**SET EXERCISE**
The entries below should be output exactly as written.

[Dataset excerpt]
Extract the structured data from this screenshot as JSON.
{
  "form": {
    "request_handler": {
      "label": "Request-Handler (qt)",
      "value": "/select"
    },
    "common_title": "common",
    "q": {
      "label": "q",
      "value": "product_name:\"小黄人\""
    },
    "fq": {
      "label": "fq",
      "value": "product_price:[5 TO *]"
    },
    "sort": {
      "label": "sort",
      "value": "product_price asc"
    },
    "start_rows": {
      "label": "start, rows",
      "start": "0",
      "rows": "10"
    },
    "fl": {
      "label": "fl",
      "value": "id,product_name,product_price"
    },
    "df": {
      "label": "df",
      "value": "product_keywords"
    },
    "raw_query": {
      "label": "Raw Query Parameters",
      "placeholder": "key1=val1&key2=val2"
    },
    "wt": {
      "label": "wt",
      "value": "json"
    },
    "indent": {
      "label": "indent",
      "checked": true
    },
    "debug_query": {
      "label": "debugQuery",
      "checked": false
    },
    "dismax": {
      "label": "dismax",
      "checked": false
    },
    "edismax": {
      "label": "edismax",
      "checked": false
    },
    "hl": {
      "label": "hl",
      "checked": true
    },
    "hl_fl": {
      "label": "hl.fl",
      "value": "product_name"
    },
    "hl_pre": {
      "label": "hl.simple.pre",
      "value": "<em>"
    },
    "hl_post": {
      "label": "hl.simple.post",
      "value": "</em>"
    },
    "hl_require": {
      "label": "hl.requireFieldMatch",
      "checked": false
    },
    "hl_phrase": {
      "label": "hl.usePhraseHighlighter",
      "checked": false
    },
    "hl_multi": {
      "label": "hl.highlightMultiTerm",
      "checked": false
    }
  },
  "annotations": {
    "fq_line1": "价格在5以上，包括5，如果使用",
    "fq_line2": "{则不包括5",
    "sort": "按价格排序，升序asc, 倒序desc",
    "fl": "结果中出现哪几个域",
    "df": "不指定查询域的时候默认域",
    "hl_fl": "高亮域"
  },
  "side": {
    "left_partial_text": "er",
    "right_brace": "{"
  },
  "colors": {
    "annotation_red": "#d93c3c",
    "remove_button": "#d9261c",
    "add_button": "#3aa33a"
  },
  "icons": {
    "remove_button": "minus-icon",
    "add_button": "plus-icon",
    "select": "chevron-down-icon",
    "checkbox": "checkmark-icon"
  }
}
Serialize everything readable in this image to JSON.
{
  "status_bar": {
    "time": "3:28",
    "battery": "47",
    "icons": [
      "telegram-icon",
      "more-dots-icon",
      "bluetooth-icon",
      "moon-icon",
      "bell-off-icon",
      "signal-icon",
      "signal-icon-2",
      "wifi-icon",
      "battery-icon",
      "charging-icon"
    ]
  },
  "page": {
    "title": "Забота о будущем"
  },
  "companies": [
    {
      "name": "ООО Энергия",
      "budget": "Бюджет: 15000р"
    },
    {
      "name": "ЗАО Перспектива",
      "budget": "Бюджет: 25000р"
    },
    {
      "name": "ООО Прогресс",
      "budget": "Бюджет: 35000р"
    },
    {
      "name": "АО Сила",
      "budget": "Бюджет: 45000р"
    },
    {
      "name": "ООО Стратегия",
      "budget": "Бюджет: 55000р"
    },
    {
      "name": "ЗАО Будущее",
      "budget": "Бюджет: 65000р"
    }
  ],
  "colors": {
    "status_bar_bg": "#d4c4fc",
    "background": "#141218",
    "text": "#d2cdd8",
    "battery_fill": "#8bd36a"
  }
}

**TASK OUTPUT**
Extract the structured data from this screenshot as JSON.
{
  "form": {
    "request_handler": {
      "label": "Request-Handler (qt)",
      "value": "/select"
    },
    "common_title": "common",
    "q": {
      "label": "q",
      "value": "product_name:\"小黄人\""
    },
    "fq": {
      "label": "fq",
      "value": "product_price:[5 TO *]"
    },
    "sort": {
      "label": "sort",
      "value": "product_price asc"
    },
    "start_rows": {
      "label": "start, rows",
      "start": "0",
      "rows": "10"
    },
    "fl": {
      "label": "fl",
      "value": "id,product_name,product_price"
    },
    "df": {
      "label": "df",
      "value": "product_keywords"
    },
    "raw_query": {
      "label": "Raw Query Parameters",
      "placeholder": "key1=val1&key2=val2"
    },
    "wt": {
      "label": "wt",
      "value": "json"
    },
    "indent": {
      "label": "indent",
      "checked": true
    },
    "debug_query": {
      "label": "debugQuery",
      "checked": false
    },
    "dismax": {
      "label": "dismax",
      "checked": false
    },
    "edismax": {
      "label": "edismax",
      "checked": false
    },
    "hl": {
      "label": "hl",
      "checked": true
    },
    "hl_fl": {
      "label": "hl.fl",
      "value": "product_name"
    },
    "hl_pre": {
      "label": "hl.simple.pre",
      "value": "<em>"
    },
    "hl_post": {
      "label": "hl.simple.post",
      "value": "</em>"
    },
    "hl_require": {
      "label": "hl.requireFieldMatch",
      "checked": false
    },
    "hl_phrase": {
      "label": "hl.usePhraseHighlighter",
      "checked": false
    },
    "hl_multi": {
      "label": "hl.highlightMultiTerm",
      "checked": false
    }
  },
  "annotations": {
    "fq_line1": "价格在5以上，包括5，如果使用",
    "fq_line2": "{则不包括5",
    "sort": "按价格排序，升序asc, 倒序desc",
    "fl": "结果中出现哪几个域",
    "df": "不指定查询域的时候默认域",
    "hl_fl": "高亮域"
  },
  "side": {
    "left_partial_text": "er",
    "right_brace": "{"
  },
  "colors": {
    "annotation_red": "#d93c3c",
    "remove_button": "#d9261c",
    "add_button": "#3aa33a"
  },
  "icons": {
    "remove_button": "minus-icon",
    "add_button": "plus-icon",
    "select": "chevron-down-icon",
    "checkbox": "checkmark-icon"
  }
}
Serialize everything readable in this image to JSON.
{
  "status_bar": {
    "time": "3:28",
    "battery": "47",
    "icons": [
      "telegram-icon",
      "more-dots-icon",
      "bluetooth-icon",
      "moon-icon",
      "bell-off-icon",
      "signal-icon",
      "signal-icon-2",
      "wifi-icon",
      "battery-icon",
      "charging-icon"
    ]
  },
  "page": {
    "title": "Забота о будущем"
  },
  "companies": [
    {
      "name": "ООО Энергия",
      "budget": "Бюджет: 15000р"
    },
    {
      "name": "ЗАО Перспектива",
      "budget": "Бюджет: 25000р"
    },
    {
      "name": "ООО Прогресс",
      "budget": "Бюджет: 35000р"
    },
    {
      "name": "АО Сила",
      "budget": "Бюджет: 45000р"
    },
    {
      "name": "ООО Стратегия",
      "budget": "Бюджет: 55000р"
    },
    {
      "name": "ЗАО Будущее",
      "budget": "Бюджет: 65000р"
    }
  ],
  "colors": {
    "status_bar_bg": "#d4c4fc",
    "background": "#141218",
    "text": "#d2cdd8",
    "battery_fill": "#8bd36a"
  }
}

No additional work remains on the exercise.